__Written task__.
Reproduce each line exactly, including spacing and punctuation.

┏━━

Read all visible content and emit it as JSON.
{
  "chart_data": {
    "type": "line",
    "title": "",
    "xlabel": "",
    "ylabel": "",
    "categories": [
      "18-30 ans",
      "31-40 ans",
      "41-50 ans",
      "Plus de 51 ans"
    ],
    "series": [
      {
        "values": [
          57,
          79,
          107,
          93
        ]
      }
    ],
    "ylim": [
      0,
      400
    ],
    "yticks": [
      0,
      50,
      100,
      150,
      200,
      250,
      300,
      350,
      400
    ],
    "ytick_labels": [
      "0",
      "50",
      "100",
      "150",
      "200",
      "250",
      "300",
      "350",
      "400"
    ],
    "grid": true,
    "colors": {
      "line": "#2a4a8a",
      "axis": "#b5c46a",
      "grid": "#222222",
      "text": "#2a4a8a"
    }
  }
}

┗━━

__Result__.
Read all visible content and emit it as JSON.
{
  "chart_data": {
    "type": "line",
    "title": "",
    "xlabel": "",
    "ylabel": "",
    "categories": [
      "18-30 ans",
      "31-40 ans",
      "41-50 ans",
      "Plus de 51 ans"
    ],
    "series": [
      {
        "values": [
          57,
          79,
          107,
          93
        ]
      }
    ],
    "ylim": [
      0,
      400
    ],
    "yticks": [
      0,
      50,
      100,
      150,
      200,
      250,
      300,
      350,
      400
    ],
    "ytick_labels": [
      "0",
      "50",
      "100",
      "150",
      "200",
      "250",
      "300",
      "350",
      "400"
    ],
    "grid": true,
    "colors": {
      "line": "#2a4a8a",
      "axis": "#b5c46a",
      "grid": "#222222",
      "text": "#2a4a8a"
    }
  }
}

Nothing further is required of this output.